**TASK GOAL:** Extract the lines that hold the string "image".

=== LISTED RECORDS ===

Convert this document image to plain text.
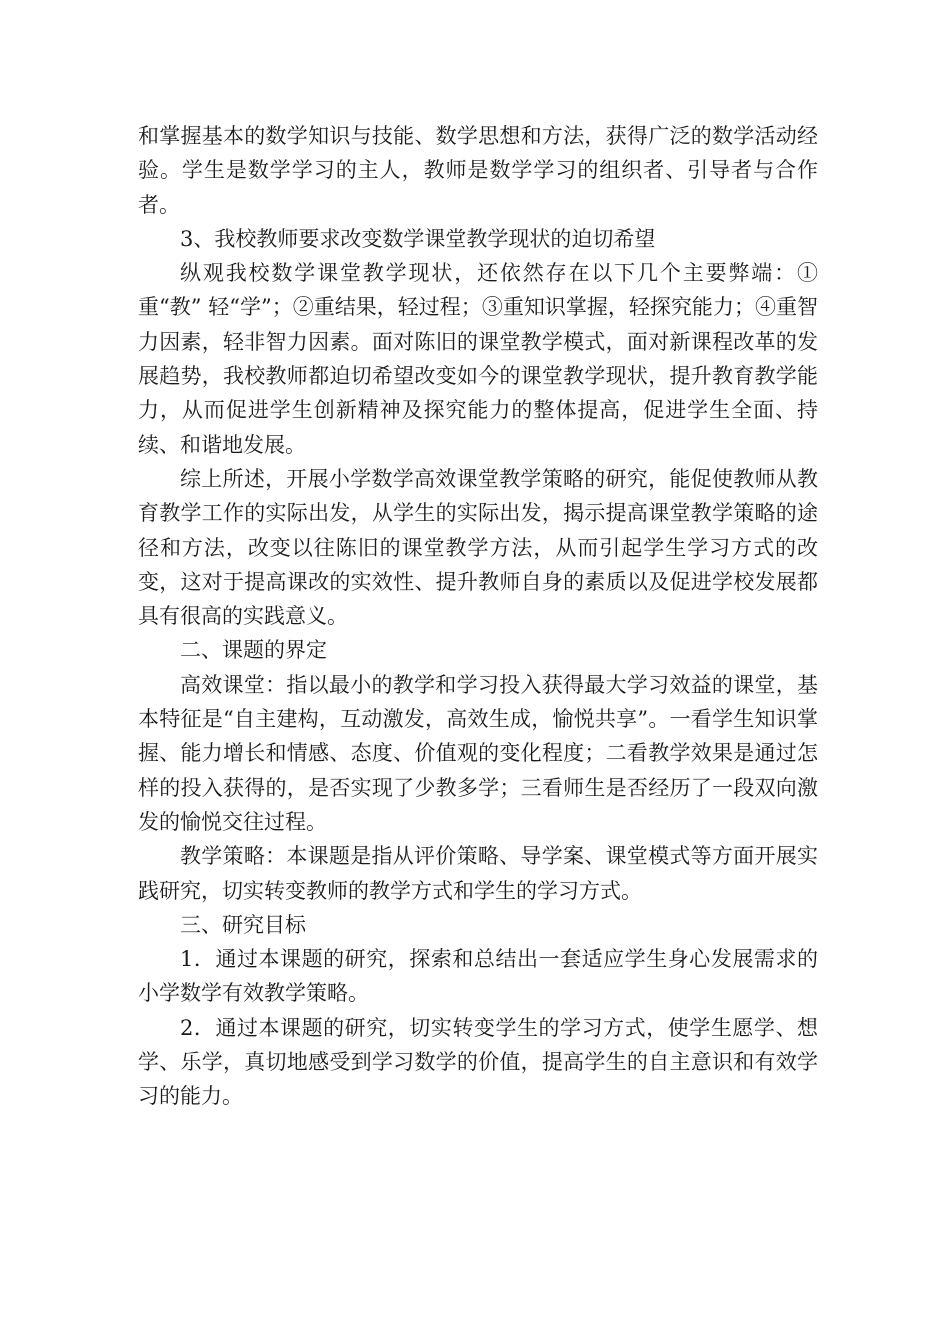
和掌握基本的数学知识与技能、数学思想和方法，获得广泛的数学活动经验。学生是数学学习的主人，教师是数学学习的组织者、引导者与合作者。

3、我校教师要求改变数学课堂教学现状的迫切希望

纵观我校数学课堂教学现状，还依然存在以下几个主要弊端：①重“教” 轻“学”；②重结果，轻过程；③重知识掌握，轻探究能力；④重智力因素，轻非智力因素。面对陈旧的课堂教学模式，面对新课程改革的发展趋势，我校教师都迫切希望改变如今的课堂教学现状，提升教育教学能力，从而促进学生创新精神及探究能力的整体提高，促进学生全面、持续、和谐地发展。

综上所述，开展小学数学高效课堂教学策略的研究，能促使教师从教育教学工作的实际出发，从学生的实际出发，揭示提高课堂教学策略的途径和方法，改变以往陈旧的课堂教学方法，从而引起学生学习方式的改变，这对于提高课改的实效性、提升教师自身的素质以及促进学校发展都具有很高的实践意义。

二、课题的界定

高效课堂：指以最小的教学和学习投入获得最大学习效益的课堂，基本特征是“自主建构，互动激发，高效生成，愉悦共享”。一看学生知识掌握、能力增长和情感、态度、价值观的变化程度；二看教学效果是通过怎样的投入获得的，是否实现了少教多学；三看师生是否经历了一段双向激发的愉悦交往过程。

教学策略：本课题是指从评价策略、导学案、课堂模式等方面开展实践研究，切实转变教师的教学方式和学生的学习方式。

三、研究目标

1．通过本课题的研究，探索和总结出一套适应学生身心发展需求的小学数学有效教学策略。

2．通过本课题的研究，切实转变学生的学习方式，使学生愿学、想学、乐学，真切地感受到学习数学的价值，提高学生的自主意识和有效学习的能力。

===
=== LISTED RECORDS ===

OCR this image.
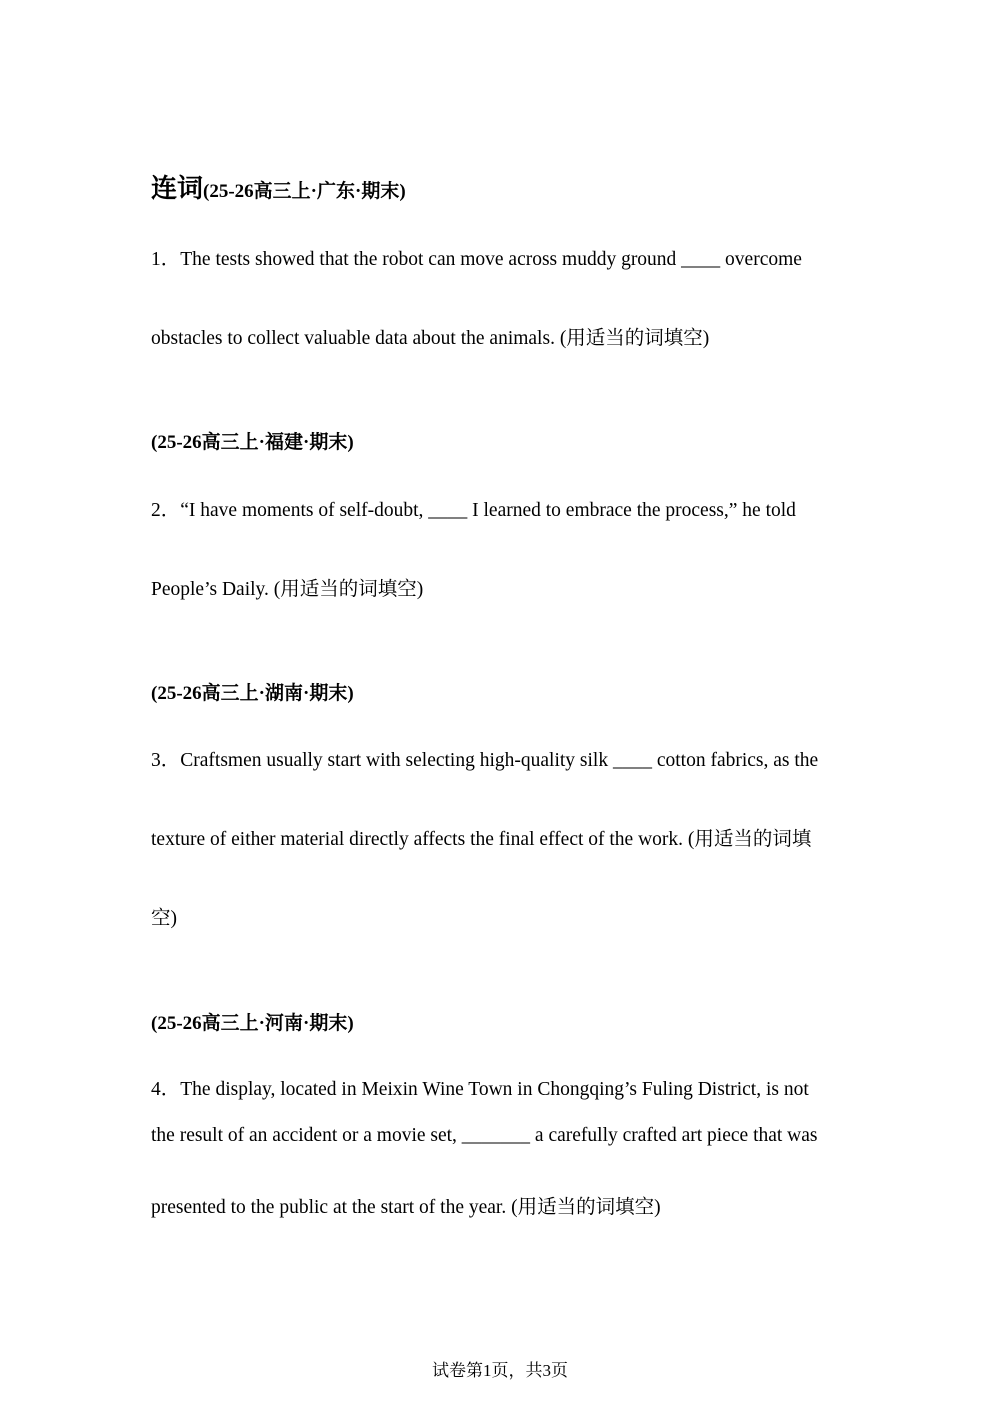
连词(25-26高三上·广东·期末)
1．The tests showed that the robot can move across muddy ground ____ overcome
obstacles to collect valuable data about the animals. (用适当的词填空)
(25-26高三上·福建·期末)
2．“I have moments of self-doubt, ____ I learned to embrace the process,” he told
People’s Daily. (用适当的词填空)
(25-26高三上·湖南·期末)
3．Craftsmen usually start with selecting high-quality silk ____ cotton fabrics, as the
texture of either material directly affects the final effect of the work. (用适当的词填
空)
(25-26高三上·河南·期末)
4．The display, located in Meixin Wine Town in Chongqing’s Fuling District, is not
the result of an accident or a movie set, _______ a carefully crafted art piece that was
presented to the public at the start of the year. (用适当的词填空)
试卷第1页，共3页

===

**COMPLETE ANSWER:**
Convert this document image to plain text.
OCR this image.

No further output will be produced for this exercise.